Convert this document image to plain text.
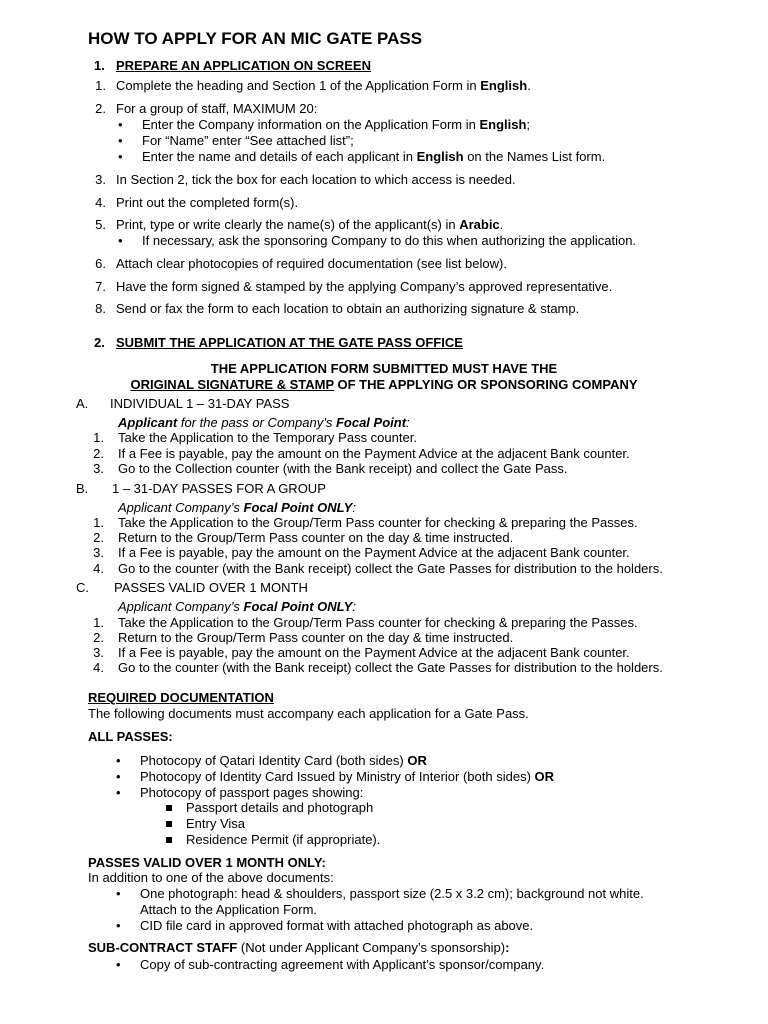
HOW TO APPLY FOR AN MIC GATE PASS
1. PREPARE AN APPLICATION ON SCREEN
1. Complete the heading and Section 1 of the Application Form in English.
2. For a group of staff, MAXIMUM 20:
• Enter the Company information on the Application Form in English;
• For “Name” enter “See attached list”;
• Enter the name and details of each applicant in English on the Names List form.
3. In Section 2, tick the box for each location to which access is needed.
4. Print out the completed form(s).
5. Print, type or write clearly the name(s) of the applicant(s) in Arabic.
• If necessary, ask the sponsoring Company to do this when authorizing the application.
6. Attach clear photocopies of required documentation (see list below).
7. Have the form signed & stamped by the applying Company’s approved representative.
8. Send or fax the form to each location to obtain an authorizing signature & stamp.
2. SUBMIT THE APPLICATION AT THE GATE PASS OFFICE
THE APPLICATION FORM SUBMITTED MUST HAVE THE
ORIGINAL SIGNATURE & STAMP OF THE APPLYING OR SPONSORING COMPANY
A. INDIVIDUAL 1 – 31-DAY PASS
Applicant for the pass or Company’s Focal Point:
1. Take the Application to the Temporary Pass counter.
2. If a Fee is payable, pay the amount on the Payment Advice at the adjacent Bank counter.
3. Go to the Collection counter (with the Bank receipt) and collect the Gate Pass.
B. 1 – 31-DAY PASSES FOR A GROUP
Applicant Company’s Focal Point ONLY:
1. Take the Application to the Group/Term Pass counter for checking & preparing the Passes.
2. Return to the Group/Term Pass counter on the day & time instructed.
3. If a Fee is payable, pay the amount on the Payment Advice at the adjacent Bank counter.
4. Go to the counter (with the Bank receipt) collect the Gate Passes for distribution to the holders.
C. PASSES VALID OVER 1 MONTH
Applicant Company’s Focal Point ONLY:
1. Take the Application to the Group/Term Pass counter for checking & preparing the Passes.
2. Return to the Group/Term Pass counter on the day & time instructed.
3. If a Fee is payable, pay the amount on the Payment Advice at the adjacent Bank counter.
4. Go to the counter (with the Bank receipt) collect the Gate Passes for distribution to the holders.
REQUIRED DOCUMENTATION
The following documents must accompany each application for a Gate Pass.
ALL PASSES:
• Photocopy of Qatari Identity Card (both sides) OR
• Photocopy of Identity Card Issued by Ministry of Interior (both sides) OR
• Photocopy of passport pages showing:
Passport details and photograph
Entry Visa
Residence Permit (if appropriate).
PASSES VALID OVER 1 MONTH ONLY:
In addition to one of the above documents:
• One photograph: head & shoulders, passport size (2.5 x 3.2 cm); background not white.
Attach to the Application Form.
• CID file card in approved format with attached photograph as above.
SUB-CONTRACT STAFF (Not under Applicant Company’s sponsorship):
• Copy of sub-contracting agreement with Applicant’s sponsor/company.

================================

THE PROBLEM -
All lines above with "sides" in them should be returned.

SOLVED PROBLEM -
• Photocopy of Qatari Identity Card (both sides) OR
• Photocopy of Identity Card Issued by Ministry of Interior (both sides) OR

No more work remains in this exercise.